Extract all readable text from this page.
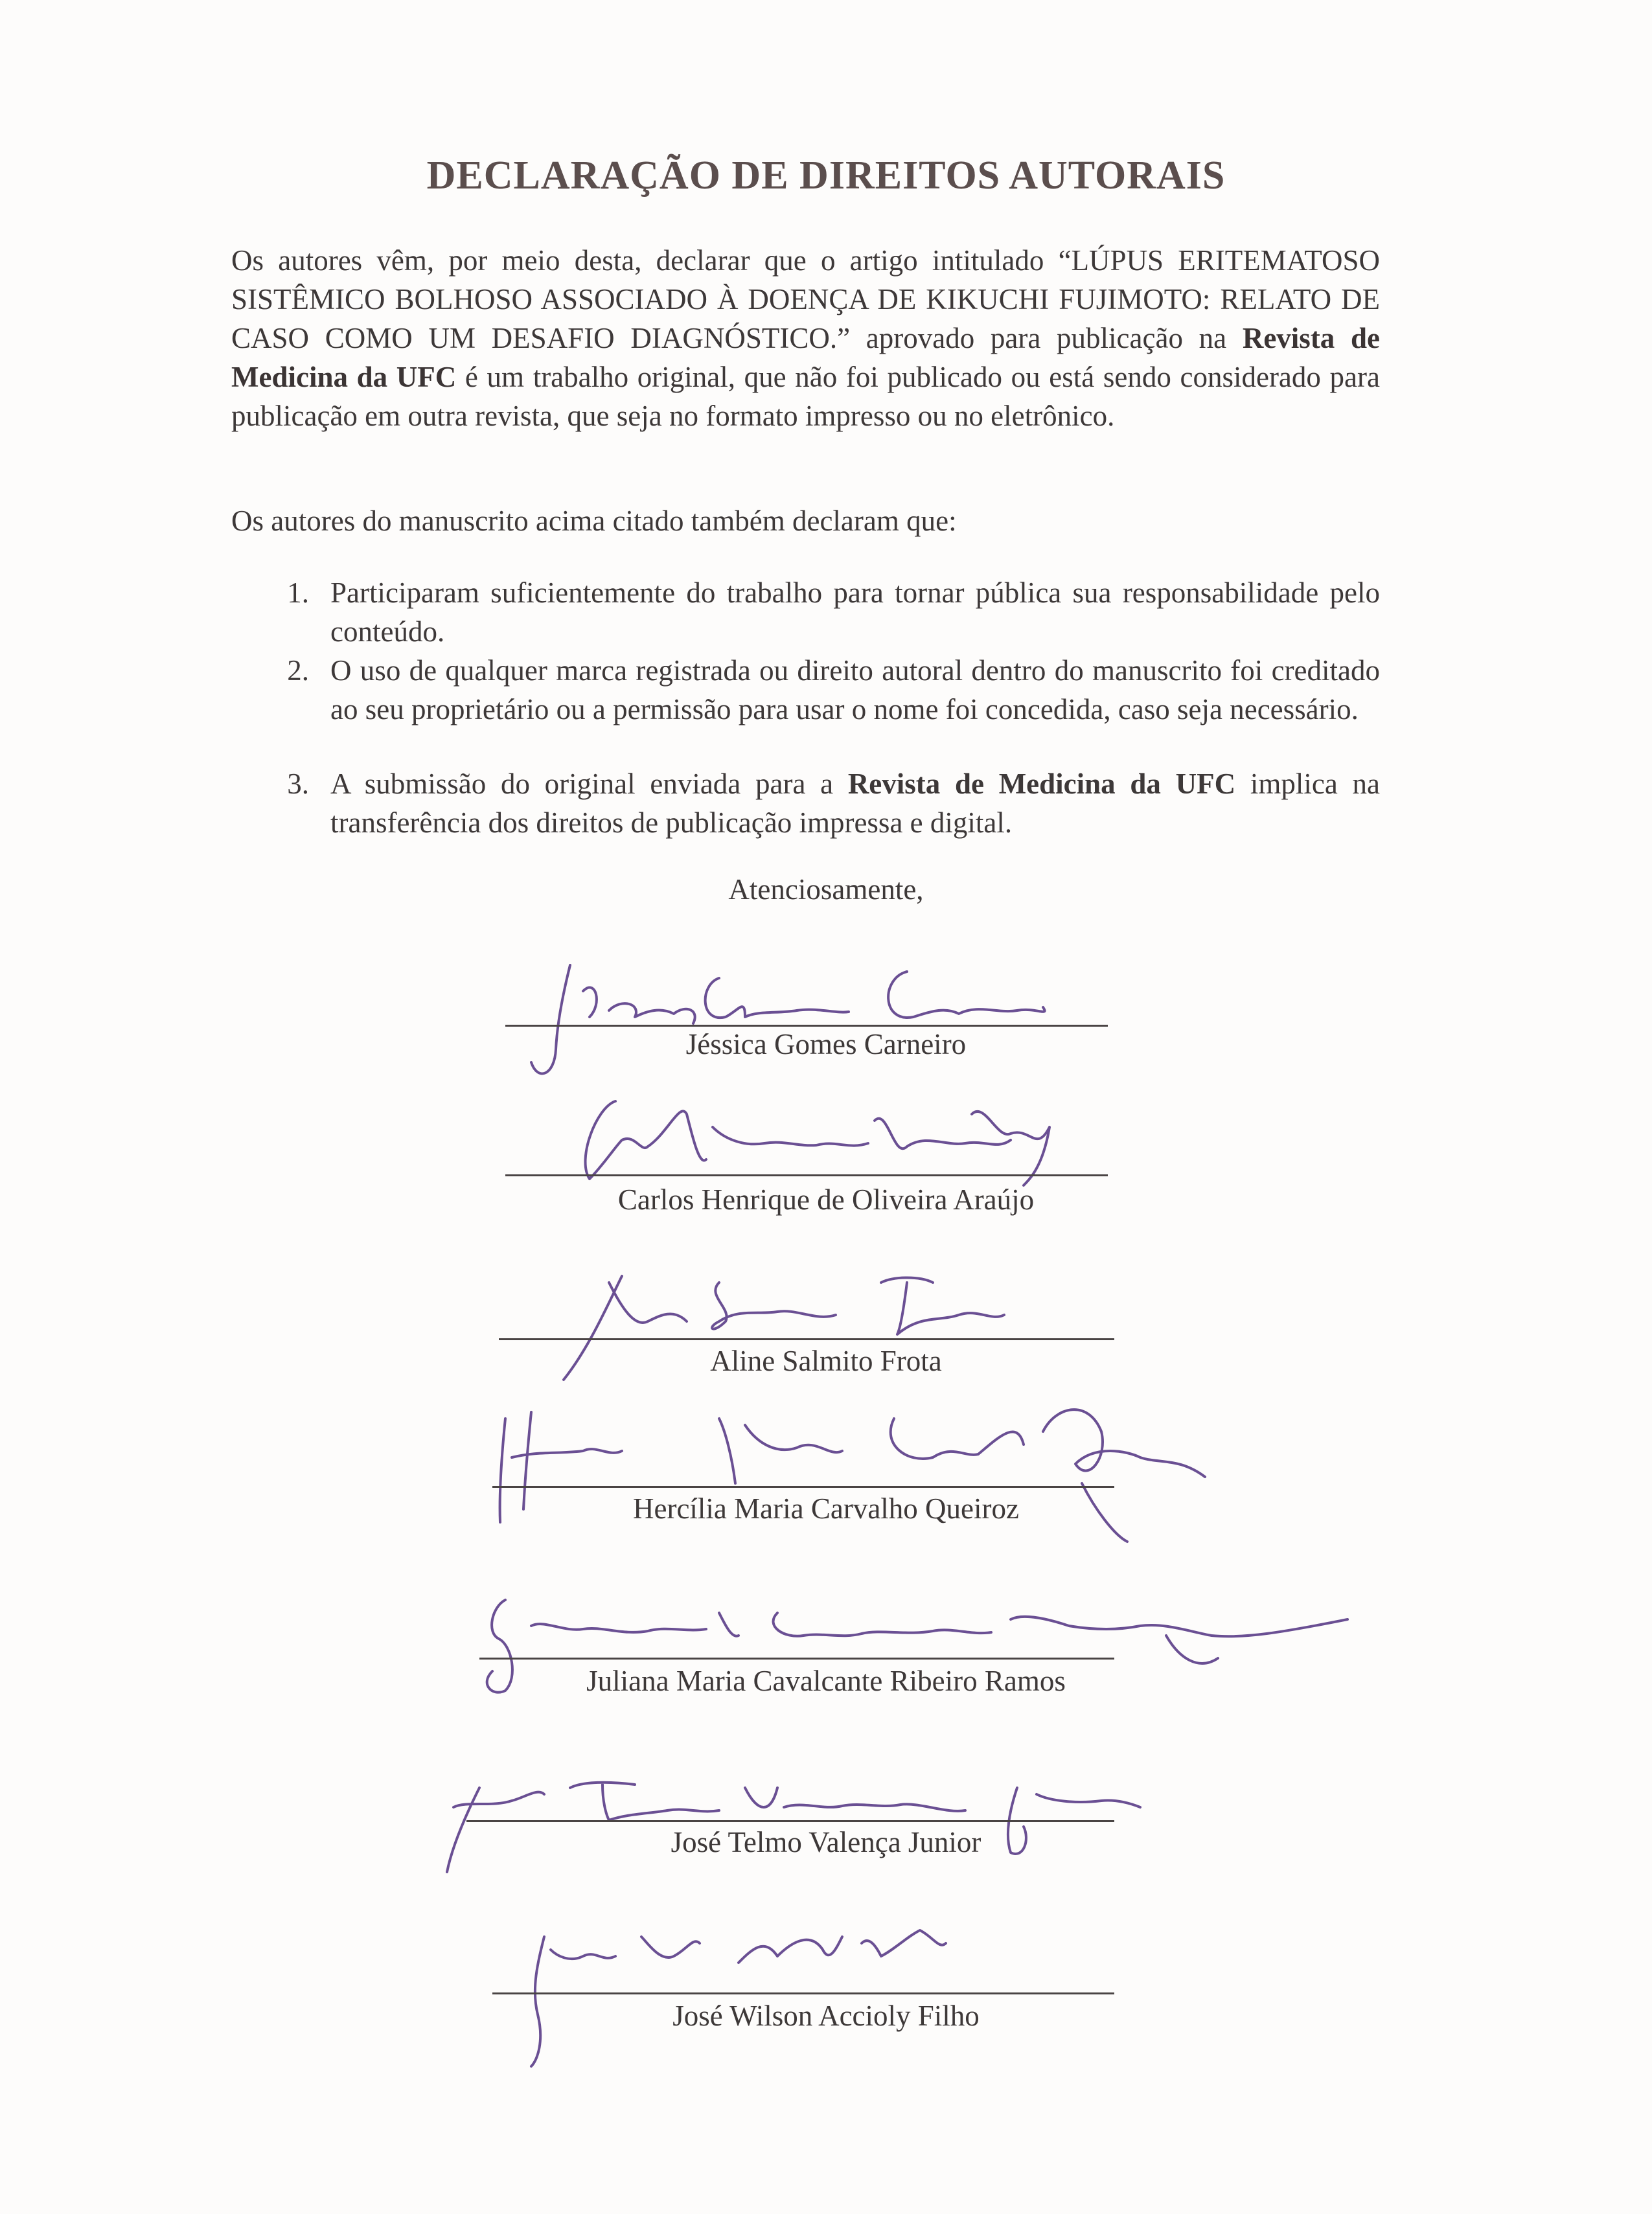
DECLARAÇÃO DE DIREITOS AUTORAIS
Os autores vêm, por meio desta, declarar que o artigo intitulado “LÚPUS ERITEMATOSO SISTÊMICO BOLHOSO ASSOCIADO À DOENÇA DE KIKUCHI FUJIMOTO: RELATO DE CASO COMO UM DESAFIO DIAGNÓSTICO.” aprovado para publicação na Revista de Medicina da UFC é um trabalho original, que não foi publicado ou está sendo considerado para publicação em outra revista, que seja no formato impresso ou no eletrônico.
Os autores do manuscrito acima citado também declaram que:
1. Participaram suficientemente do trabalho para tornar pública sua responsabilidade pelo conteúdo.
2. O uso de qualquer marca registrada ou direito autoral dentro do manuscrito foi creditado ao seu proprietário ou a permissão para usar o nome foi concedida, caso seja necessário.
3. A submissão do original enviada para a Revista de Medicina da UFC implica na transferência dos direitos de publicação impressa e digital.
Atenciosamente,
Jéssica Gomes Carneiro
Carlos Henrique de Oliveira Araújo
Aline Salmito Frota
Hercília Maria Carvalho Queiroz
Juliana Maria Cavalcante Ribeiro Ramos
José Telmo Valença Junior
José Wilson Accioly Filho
※
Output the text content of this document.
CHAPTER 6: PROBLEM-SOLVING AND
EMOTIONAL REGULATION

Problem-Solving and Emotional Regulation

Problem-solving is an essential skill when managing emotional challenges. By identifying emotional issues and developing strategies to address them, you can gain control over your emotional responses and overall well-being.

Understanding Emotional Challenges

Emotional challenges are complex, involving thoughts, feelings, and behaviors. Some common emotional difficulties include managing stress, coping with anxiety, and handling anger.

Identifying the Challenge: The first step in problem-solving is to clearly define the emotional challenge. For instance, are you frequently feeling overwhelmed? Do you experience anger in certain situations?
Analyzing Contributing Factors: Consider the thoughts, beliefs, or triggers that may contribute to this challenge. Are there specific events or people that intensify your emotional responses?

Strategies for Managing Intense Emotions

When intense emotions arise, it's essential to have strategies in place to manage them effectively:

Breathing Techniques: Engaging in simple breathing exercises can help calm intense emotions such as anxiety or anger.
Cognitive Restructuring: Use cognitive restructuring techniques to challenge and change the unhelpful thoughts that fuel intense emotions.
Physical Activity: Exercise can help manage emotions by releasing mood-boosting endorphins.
※
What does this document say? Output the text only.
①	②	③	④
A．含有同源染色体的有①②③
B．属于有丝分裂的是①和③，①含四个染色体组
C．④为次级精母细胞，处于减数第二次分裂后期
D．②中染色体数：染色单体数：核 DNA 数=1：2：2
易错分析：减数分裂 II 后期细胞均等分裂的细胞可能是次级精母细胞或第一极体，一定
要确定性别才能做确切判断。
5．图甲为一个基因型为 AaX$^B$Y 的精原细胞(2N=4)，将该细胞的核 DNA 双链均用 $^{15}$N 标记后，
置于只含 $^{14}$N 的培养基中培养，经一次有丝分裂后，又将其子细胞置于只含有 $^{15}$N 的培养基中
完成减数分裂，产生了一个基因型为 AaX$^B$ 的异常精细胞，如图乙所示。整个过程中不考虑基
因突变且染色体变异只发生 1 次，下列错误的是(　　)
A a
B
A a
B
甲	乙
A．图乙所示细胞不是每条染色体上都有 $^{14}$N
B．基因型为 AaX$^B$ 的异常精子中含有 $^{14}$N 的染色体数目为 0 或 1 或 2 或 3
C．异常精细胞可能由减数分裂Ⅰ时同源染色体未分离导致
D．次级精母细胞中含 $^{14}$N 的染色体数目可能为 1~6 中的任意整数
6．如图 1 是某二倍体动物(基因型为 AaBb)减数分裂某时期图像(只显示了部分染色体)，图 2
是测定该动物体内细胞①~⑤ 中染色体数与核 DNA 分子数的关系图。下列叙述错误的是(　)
※
**DIRECTION**
Locate all lines in the listing above with the word "seja" and copy them.

**SOLVED EXERCISE**
Os autores vêm, por meio desta, declarar que o artigo intitulado “LÚPUS ERITEMATOSO SISTÊMICO BOLHOSO ASSOCIADO À DOENÇA DE KIKUCHI FUJIMOTO: RELATO DE CASO COMO UM DESAFIO DIAGNÓSTICO.” aprovado para publicação na Revista de Medicina da UFC é um trabalho original, que não foi publicado ou está sendo considerado para publicação em outra revista, que seja no formato impresso ou no eletrônico.
2. O uso de qualquer marca registrada ou direito autoral dentro do manuscrito foi creditado ao seu proprietário ou a permissão para usar o nome foi concedida, caso seja necessário.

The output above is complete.